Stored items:
-----

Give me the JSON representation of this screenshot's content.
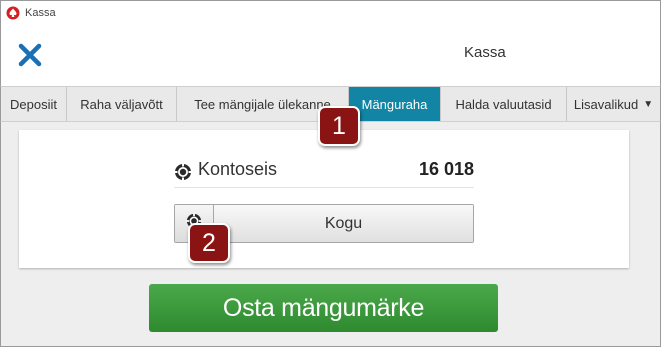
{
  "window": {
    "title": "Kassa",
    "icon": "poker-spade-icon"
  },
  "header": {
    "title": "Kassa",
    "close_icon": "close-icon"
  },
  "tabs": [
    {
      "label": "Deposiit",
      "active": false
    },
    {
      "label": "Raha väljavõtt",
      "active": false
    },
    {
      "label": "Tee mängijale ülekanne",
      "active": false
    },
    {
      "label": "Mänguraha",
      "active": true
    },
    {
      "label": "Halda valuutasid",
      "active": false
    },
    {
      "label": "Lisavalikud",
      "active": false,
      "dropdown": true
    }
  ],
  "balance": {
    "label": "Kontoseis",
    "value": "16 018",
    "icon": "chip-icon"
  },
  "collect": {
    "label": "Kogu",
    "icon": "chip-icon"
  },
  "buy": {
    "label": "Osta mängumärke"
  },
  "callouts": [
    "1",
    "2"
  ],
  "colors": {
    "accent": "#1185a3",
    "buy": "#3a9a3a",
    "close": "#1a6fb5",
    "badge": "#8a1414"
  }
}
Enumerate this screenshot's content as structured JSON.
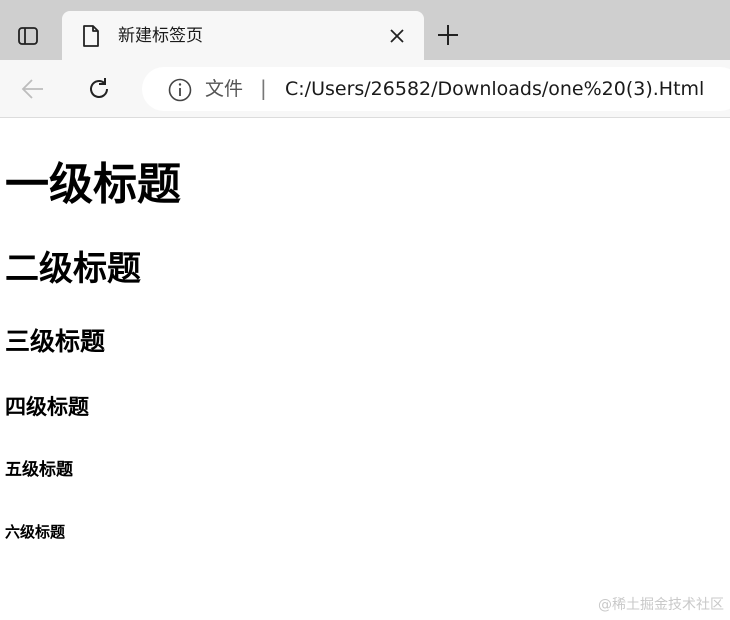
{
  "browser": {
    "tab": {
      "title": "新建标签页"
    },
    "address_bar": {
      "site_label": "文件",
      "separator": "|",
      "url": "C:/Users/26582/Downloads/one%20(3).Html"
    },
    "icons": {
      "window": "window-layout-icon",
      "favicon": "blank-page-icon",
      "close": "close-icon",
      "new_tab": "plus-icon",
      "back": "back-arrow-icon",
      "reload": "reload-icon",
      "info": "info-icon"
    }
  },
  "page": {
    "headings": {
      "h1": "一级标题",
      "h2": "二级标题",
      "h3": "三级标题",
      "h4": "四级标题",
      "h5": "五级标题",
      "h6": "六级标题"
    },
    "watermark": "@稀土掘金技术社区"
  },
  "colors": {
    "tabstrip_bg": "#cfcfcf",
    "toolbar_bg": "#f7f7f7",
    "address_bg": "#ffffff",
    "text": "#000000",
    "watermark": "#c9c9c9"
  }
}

-----

» **Exercise details**
Exact duplication of all the records is required; pictures are omitted from the copy.

» **The answer**
Give me the JSON representation of this screenshot's content.
{
  "window": {
    "title": "Kassa",
    "icon": "poker-spade-icon"
  },
  "header": {
    "title": "Kassa",
    "close_icon": "close-icon"
  },
  "tabs": [
    {
      "label": "Deposiit",
      "active": false
    },
    {
      "label": "Raha väljavõtt",
      "active": false
    },
    {
      "label": "Tee mängijale ülekanne",
      "active": false
    },
    {
      "label": "Mänguraha",
      "active": true
    },
    {
      "label": "Halda valuutasid",
      "active": false
    },
    {
      "label": "Lisavalikud",
      "active": false,
      "dropdown": true
    }
  ],
  "balance": {
    "label": "Kontoseis",
    "value": "16 018",
    "icon": "chip-icon"
  },
  "collect": {
    "label": "Kogu",
    "icon": "chip-icon"
  },
  "buy": {
    "label": "Osta mängumärke"
  },
  "callouts": [
    "1",
    "2"
  ],
  "colors": {
    "accent": "#1185a3",
    "buy": "#3a9a3a",
    "close": "#1a6fb5",
    "badge": "#8a1414"
  }
}
Enumerate this screenshot's content as structured JSON.
{
  "browser": {
    "tab": {
      "title": "新建标签页"
    },
    "address_bar": {
      "site_label": "文件",
      "separator": "|",
      "url": "C:/Users/26582/Downloads/one%20(3).Html"
    },
    "icons": {
      "window": "window-layout-icon",
      "favicon": "blank-page-icon",
      "close": "close-icon",
      "new_tab": "plus-icon",
      "back": "back-arrow-icon",
      "reload": "reload-icon",
      "info": "info-icon"
    }
  },
  "page": {
    "headings": {
      "h1": "一级标题",
      "h2": "二级标题",
      "h3": "三级标题",
      "h4": "四级标题",
      "h5": "五级标题",
      "h6": "六级标题"
    },
    "watermark": "@稀土掘金技术社区"
  },
  "colors": {
    "tabstrip_bg": "#cfcfcf",
    "toolbar_bg": "#f7f7f7",
    "address_bg": "#ffffff",
    "text": "#000000",
    "watermark": "#c9c9c9"
  }
}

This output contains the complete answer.